Chart and figure data:
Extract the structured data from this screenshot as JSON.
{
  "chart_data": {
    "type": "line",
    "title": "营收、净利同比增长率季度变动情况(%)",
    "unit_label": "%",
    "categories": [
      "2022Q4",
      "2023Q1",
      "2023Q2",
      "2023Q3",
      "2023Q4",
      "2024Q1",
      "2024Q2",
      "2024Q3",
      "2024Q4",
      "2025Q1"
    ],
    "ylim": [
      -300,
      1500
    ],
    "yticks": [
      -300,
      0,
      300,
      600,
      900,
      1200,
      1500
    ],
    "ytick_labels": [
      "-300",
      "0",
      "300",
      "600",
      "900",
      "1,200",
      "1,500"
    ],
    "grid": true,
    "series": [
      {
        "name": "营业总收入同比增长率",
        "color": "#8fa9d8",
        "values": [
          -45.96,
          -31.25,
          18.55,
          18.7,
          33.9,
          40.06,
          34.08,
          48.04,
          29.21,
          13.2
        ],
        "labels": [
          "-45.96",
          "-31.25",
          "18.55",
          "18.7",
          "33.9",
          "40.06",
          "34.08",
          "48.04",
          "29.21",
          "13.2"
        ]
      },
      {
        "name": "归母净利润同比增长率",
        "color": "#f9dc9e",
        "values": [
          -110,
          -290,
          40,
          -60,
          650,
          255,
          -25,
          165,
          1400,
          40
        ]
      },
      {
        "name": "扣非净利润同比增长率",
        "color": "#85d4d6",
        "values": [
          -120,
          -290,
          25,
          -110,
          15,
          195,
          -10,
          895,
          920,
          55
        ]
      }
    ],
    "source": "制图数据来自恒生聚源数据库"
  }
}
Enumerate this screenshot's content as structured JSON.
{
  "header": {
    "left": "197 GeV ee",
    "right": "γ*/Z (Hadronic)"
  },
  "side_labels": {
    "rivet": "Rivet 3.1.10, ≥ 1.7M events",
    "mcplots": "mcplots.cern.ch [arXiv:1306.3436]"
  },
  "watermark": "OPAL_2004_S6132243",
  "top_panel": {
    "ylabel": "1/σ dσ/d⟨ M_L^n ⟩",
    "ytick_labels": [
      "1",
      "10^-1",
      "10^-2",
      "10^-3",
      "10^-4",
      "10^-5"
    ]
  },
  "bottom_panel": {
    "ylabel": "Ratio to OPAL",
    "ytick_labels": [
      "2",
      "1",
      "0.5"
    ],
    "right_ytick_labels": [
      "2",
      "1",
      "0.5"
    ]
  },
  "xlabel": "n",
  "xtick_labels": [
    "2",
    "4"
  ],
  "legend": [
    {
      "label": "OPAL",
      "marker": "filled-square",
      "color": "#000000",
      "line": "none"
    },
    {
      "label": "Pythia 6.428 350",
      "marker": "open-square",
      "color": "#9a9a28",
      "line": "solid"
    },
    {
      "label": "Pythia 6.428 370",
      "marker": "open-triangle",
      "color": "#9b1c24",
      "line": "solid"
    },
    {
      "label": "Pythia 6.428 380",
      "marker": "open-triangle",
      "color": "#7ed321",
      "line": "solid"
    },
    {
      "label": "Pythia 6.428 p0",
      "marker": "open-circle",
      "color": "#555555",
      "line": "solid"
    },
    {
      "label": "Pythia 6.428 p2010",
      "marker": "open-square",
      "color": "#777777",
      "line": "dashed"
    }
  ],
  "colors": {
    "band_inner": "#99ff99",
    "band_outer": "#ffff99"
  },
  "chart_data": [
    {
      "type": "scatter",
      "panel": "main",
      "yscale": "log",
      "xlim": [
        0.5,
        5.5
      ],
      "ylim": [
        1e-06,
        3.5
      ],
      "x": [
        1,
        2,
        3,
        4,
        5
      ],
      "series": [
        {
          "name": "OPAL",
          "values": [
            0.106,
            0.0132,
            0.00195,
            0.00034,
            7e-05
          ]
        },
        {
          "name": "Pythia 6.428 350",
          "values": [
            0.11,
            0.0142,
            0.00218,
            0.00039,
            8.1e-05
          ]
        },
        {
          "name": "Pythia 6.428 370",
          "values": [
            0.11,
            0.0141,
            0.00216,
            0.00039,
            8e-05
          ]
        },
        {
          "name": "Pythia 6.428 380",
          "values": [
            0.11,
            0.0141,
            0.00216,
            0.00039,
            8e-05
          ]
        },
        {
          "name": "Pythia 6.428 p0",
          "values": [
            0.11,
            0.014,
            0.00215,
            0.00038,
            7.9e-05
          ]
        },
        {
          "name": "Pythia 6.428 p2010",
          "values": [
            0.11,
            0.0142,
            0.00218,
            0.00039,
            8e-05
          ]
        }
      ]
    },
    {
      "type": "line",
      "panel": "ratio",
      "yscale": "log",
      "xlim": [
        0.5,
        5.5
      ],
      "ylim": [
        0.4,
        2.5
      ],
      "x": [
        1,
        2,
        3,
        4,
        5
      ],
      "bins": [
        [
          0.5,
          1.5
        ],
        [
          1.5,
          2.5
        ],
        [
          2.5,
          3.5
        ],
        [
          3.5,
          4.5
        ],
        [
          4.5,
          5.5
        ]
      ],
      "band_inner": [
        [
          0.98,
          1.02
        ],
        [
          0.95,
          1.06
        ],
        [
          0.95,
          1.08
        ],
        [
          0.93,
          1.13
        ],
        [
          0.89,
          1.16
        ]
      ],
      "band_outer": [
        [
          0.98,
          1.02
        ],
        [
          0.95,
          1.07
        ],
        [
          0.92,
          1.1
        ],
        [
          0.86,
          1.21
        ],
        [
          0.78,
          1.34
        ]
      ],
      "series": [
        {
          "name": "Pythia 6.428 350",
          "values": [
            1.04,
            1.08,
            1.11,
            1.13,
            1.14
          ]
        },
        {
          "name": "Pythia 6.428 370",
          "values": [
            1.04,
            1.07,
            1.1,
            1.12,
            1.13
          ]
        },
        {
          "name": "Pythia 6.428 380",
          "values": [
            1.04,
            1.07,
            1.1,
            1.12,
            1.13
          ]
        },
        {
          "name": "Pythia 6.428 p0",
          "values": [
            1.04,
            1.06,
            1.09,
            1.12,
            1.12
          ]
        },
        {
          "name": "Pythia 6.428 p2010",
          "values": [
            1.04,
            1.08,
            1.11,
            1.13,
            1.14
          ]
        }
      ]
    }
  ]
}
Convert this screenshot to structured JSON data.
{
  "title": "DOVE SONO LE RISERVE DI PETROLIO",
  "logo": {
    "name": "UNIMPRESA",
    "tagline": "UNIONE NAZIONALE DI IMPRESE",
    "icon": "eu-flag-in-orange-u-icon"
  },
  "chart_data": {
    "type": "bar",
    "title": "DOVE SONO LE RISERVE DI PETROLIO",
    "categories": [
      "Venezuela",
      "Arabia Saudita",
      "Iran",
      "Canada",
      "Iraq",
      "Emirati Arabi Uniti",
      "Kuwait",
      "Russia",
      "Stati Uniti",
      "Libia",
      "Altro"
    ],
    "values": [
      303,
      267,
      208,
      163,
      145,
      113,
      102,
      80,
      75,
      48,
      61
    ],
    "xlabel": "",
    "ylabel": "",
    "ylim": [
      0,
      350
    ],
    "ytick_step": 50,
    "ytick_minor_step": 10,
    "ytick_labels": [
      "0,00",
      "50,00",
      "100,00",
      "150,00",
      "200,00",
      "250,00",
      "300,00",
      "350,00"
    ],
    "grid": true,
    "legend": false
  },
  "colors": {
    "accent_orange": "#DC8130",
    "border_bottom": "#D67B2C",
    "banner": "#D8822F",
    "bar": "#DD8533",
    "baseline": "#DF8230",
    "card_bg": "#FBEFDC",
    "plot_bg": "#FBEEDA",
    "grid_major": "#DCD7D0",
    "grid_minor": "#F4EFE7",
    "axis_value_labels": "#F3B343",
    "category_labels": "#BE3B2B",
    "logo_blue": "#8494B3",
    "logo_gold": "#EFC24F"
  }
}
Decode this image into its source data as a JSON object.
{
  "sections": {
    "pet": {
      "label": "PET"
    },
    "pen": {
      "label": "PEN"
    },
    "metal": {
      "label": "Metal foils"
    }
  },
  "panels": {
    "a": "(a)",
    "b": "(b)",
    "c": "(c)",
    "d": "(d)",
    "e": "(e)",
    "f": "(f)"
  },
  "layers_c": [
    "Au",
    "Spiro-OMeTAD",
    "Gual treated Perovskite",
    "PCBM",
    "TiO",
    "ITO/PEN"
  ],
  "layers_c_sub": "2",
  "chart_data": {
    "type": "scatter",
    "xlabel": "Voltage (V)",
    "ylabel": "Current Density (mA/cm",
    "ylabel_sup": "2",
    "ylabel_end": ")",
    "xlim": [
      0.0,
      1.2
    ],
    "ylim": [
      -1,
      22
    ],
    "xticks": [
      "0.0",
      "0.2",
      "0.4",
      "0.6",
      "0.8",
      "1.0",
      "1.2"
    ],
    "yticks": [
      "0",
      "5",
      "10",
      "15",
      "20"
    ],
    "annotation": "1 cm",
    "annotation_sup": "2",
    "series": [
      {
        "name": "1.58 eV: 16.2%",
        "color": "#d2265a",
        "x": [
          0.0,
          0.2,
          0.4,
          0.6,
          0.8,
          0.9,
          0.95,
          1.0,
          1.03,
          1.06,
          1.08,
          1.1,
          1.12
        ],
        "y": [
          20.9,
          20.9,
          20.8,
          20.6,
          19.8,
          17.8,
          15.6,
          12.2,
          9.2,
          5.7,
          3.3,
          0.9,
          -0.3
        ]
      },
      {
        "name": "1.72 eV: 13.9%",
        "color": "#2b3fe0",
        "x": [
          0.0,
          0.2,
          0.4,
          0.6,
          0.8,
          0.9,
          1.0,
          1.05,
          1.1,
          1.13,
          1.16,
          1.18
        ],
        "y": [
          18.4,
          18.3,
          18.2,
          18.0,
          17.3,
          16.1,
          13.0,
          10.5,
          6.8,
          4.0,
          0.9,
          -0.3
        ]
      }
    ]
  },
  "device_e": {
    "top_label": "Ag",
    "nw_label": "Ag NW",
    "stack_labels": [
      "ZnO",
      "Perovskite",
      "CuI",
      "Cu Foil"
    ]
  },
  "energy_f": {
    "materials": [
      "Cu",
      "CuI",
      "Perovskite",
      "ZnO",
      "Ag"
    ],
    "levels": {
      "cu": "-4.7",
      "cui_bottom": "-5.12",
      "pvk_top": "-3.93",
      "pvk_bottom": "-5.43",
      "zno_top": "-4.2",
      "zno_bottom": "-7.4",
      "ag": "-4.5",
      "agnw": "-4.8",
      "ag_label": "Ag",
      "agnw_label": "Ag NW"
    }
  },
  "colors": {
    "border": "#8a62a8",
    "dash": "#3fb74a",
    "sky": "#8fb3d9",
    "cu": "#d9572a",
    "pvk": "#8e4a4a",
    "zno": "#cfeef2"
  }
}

Task requirements — Gather each line holding the string "structured".

Exercise solution —
Extract the structured data from this screenshot as JSON.
Enumerate this screenshot's content as structured JSON.
Convert this screenshot to structured JSON data.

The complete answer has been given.